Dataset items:
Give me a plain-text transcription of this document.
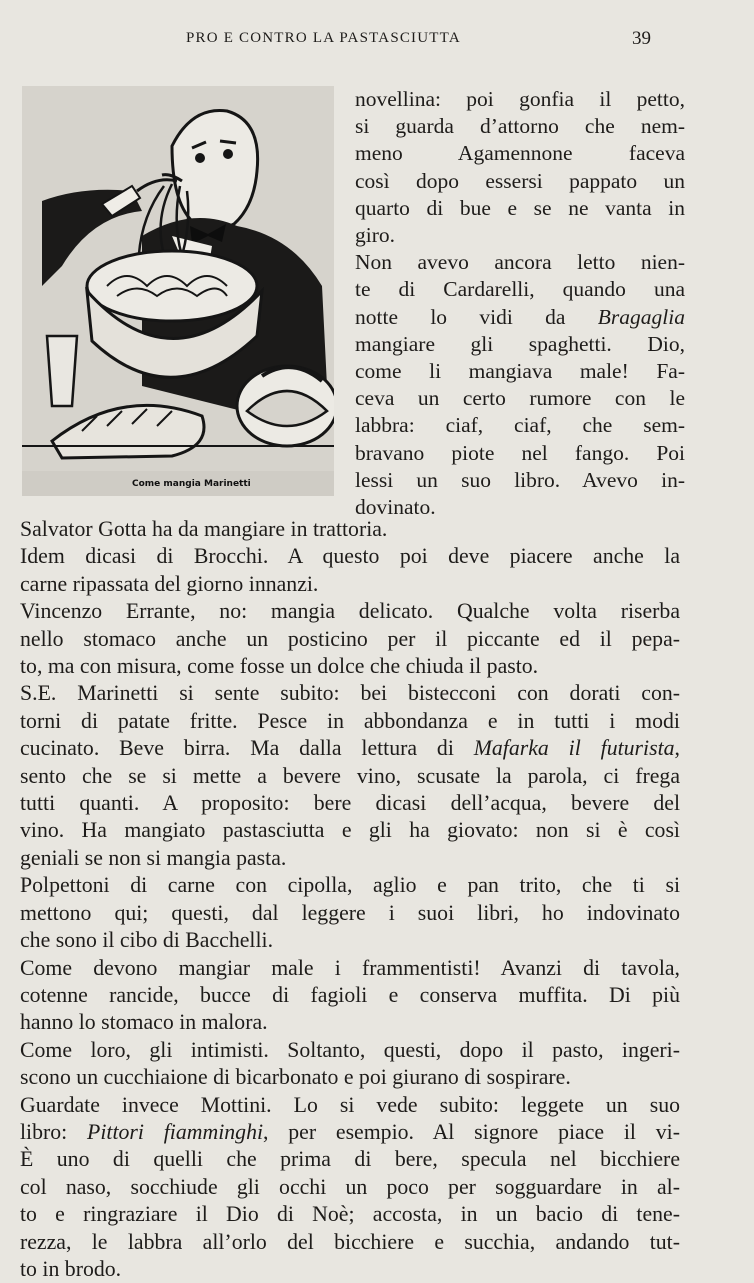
PRO E CONTRO LA PASTASCIUTTA	39
Come mangia Marinetti

novellina: poi gonfia il petto,
si guarda d’attorno che nem-
meno Agamennone faceva
così dopo essersi pappato un
quarto di bue e se ne vanta in
giro.

Non avevo ancora letto nien-
te di Cardarelli, quando una
notte lo vidi da Bragaglia
mangiare gli spaghetti. Dio,
come li mangiava male! Fa-
ceva un certo rumore con le
labbra: ciaf, ciaf, che sem-
bravano piote nel fango. Poi
lessi un suo libro. Avevo in-
dovinato.

Salvator Gotta ha da mangiare in trattoria.

Idem dicasi di Brocchi. A questo poi deve piacere anche la
carne ripassata del giorno innanzi.

Vincenzo Errante, no: mangia delicato. Qualche volta riserba
nello stomaco anche un posticino per il piccante ed il pepa-
to, ma con misura, come fosse un dolce che chiuda il pasto.

S.E. Marinetti si sente subito: bei bistecconi con dorati con-
torni di patate fritte. Pesce in abbondanza e in tutti i modi
cucinato. Beve birra. Ma dalla lettura di Mafarka il futurista,
sento che se si mette a bevere vino, scusate la parola, ci frega
tutti quanti. A proposito: bere dicasi dell’acqua, bevere del
vino. Ha mangiato pastasciutta e gli ha giovato: non si è così
geniali se non si mangia pasta.

Polpettoni di carne con cipolla, aglio e pan trito, che ti si
mettono qui; questi, dal leggere i suoi libri, ho indovinato
che sono il cibo di Bacchelli.

Come devono mangiar male i frammentisti! Avanzi di tavola,
cotenne rancide, bucce di fagioli e conserva muffita. Di più
hanno lo stomaco in malora.

Come loro, gli intimisti. Soltanto, questi, dopo il pasto, ingeri-
scono un cucchiaione di bicarbonato e poi giurano di sospirare.

Guardate invece Mottini. Lo si vede subito: leggete un suo
libro: Pittori fiamminghi, per esempio. Al signore piace il vi-
È uno di quelli che prima di bere, specula nel bicchiere
col naso, socchiude gli occhi un poco per sogguardare in al-
to e ringraziare il Dio di Noè; accosta, in un bacio di tene-
rezza, le labbra all’orlo del bicchiere e succhia, andando tut-
to in brodo.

EXERCISE OBJECTIVE:
Leave out the pictures and output the rest of the material exactly as written.

RESPONSE TO THE EXERCISE:
Give me a plain-text transcription of this document.
PRO E CONTRO LA PASTASCIUTTA	39
Come mangia Marinetti

novellina: poi gonfia il petto,
si guarda d’attorno che nem-
meno Agamennone faceva
così dopo essersi pappato un
quarto di bue e se ne vanta in
giro.

Non avevo ancora letto nien-
te di Cardarelli, quando una
notte lo vidi da Bragaglia
mangiare gli spaghetti. Dio,
come li mangiava male! Fa-
ceva un certo rumore con le
labbra: ciaf, ciaf, che sem-
bravano piote nel fango. Poi
lessi un suo libro. Avevo in-
dovinato.

Salvator Gotta ha da mangiare in trattoria.

Idem dicasi di Brocchi. A questo poi deve piacere anche la
carne ripassata del giorno innanzi.

Vincenzo Errante, no: mangia delicato. Qualche volta riserba
nello stomaco anche un posticino per il piccante ed il pepa-
to, ma con misura, come fosse un dolce che chiuda il pasto.

S.E. Marinetti si sente subito: bei bistecconi con dorati con-
torni di patate fritte. Pesce in abbondanza e in tutti i modi
cucinato. Beve birra. Ma dalla lettura di Mafarka il futurista,
sento che se si mette a bevere vino, scusate la parola, ci frega
tutti quanti. A proposito: bere dicasi dell’acqua, bevere del
vino. Ha mangiato pastasciutta e gli ha giovato: non si è così
geniali se non si mangia pasta.

Polpettoni di carne con cipolla, aglio e pan trito, che ti si
mettono qui; questi, dal leggere i suoi libri, ho indovinato
che sono il cibo di Bacchelli.

Come devono mangiar male i frammentisti! Avanzi di tavola,
cotenne rancide, bucce di fagioli e conserva muffita. Di più
hanno lo stomaco in malora.

Come loro, gli intimisti. Soltanto, questi, dopo il pasto, ingeri-
scono un cucchiaione di bicarbonato e poi giurano di sospirare.

Guardate invece Mottini. Lo si vede subito: leggete un suo
libro: Pittori fiamminghi, per esempio. Al signore piace il vi-
È uno di quelli che prima di bere, specula nel bicchiere
col naso, socchiude gli occhi un poco per sogguardare in al-
to e ringraziare il Dio di Noè; accosta, in un bacio di tene-
rezza, le labbra all’orlo del bicchiere e succhia, andando tut-
to in brodo.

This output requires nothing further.